» Job
The records below are to be repeated in full, exactly as they are.

» Extracted data

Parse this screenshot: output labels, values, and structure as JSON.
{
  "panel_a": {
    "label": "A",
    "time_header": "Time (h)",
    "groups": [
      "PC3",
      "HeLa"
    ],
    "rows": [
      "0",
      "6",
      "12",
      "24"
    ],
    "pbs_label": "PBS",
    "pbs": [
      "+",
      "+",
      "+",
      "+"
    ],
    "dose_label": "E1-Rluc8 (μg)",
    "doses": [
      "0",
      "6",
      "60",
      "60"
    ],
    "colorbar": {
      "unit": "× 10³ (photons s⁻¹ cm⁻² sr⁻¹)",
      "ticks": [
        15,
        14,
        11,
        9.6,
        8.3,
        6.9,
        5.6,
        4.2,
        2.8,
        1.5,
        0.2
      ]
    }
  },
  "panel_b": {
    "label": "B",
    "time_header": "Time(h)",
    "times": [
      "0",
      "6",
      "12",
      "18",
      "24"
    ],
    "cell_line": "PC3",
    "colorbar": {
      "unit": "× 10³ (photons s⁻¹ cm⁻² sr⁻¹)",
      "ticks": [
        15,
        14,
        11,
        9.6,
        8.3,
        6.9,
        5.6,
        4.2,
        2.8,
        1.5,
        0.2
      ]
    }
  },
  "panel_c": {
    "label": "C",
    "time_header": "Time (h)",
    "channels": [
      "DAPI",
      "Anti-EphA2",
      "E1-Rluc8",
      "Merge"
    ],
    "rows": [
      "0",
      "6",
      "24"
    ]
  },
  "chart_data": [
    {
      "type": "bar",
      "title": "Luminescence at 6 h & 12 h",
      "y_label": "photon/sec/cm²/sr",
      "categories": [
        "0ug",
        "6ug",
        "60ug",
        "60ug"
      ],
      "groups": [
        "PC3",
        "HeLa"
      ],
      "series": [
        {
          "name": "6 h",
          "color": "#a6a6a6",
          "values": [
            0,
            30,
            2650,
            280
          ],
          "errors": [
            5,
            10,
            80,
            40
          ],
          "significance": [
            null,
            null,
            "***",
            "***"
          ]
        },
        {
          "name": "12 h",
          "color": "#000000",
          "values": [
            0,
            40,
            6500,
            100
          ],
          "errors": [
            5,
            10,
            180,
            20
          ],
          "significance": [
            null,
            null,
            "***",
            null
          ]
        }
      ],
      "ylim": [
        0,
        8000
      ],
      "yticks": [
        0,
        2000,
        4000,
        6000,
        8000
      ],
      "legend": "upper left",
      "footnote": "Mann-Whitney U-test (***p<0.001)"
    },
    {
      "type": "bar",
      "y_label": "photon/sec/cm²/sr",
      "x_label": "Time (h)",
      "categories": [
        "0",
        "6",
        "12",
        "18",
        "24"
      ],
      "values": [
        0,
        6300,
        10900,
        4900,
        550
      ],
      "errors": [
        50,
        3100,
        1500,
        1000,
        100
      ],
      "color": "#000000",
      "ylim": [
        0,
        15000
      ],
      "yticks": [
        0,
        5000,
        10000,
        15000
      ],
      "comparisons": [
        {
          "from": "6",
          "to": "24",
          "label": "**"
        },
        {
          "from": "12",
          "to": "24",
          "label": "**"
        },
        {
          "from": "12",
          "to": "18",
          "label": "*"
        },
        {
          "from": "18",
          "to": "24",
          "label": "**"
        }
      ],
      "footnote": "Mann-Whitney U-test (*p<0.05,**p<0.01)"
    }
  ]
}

» In response
Parse this screenshot: output labels, values, and structure as JSON.
{
  "panel_a": {
    "label": "A",
    "time_header": "Time (h)",
    "groups": [
      "PC3",
      "HeLa"
    ],
    "rows": [
      "0",
      "6",
      "12",
      "24"
    ],
    "pbs_label": "PBS",
    "pbs": [
      "+",
      "+",
      "+",
      "+"
    ],
    "dose_label": "E1-Rluc8 (μg)",
    "doses": [
      "0",
      "6",
      "60",
      "60"
    ],
    "colorbar": {
      "unit": "× 10³ (photons s⁻¹ cm⁻² sr⁻¹)",
      "ticks": [
        15,
        14,
        11,
        9.6,
        8.3,
        6.9,
        5.6,
        4.2,
        2.8,
        1.5,
        0.2
      ]
    }
  },
  "panel_b": {
    "label": "B",
    "time_header": "Time(h)",
    "times": [
      "0",
      "6",
      "12",
      "18",
      "24"
    ],
    "cell_line": "PC3",
    "colorbar": {
      "unit": "× 10³ (photons s⁻¹ cm⁻² sr⁻¹)",
      "ticks": [
        15,
        14,
        11,
        9.6,
        8.3,
        6.9,
        5.6,
        4.2,
        2.8,
        1.5,
        0.2
      ]
    }
  },
  "panel_c": {
    "label": "C",
    "time_header": "Time (h)",
    "channels": [
      "DAPI",
      "Anti-EphA2",
      "E1-Rluc8",
      "Merge"
    ],
    "rows": [
      "0",
      "6",
      "24"
    ]
  },
  "chart_data": [
    {
      "type": "bar",
      "title": "Luminescence at 6 h & 12 h",
      "y_label": "photon/sec/cm²/sr",
      "categories": [
        "0ug",
        "6ug",
        "60ug",
        "60ug"
      ],
      "groups": [
        "PC3",
        "HeLa"
      ],
      "series": [
        {
          "name": "6 h",
          "color": "#a6a6a6",
          "values": [
            0,
            30,
            2650,
            280
          ],
          "errors": [
            5,
            10,
            80,
            40
          ],
          "significance": [
            null,
            null,
            "***",
            "***"
          ]
        },
        {
          "name": "12 h",
          "color": "#000000",
          "values": [
            0,
            40,
            6500,
            100
          ],
          "errors": [
            5,
            10,
            180,
            20
          ],
          "significance": [
            null,
            null,
            "***",
            null
          ]
        }
      ],
      "ylim": [
        0,
        8000
      ],
      "yticks": [
        0,
        2000,
        4000,
        6000,
        8000
      ],
      "legend": "upper left",
      "footnote": "Mann-Whitney U-test (***p<0.001)"
    },
    {
      "type": "bar",
      "y_label": "photon/sec/cm²/sr",
      "x_label": "Time (h)",
      "categories": [
        "0",
        "6",
        "12",
        "18",
        "24"
      ],
      "values": [
        0,
        6300,
        10900,
        4900,
        550
      ],
      "errors": [
        50,
        3100,
        1500,
        1000,
        100
      ],
      "color": "#000000",
      "ylim": [
        0,
        15000
      ],
      "yticks": [
        0,
        5000,
        10000,
        15000
      ],
      "comparisons": [
        {
          "from": "6",
          "to": "24",
          "label": "**"
        },
        {
          "from": "12",
          "to": "24",
          "label": "**"
        },
        {
          "from": "12",
          "to": "18",
          "label": "*"
        },
        {
          "from": "18",
          "to": "24",
          "label": "**"
        }
      ],
      "footnote": "Mann-Whitney U-test (*p<0.05,**p<0.01)"
    }
  ]
}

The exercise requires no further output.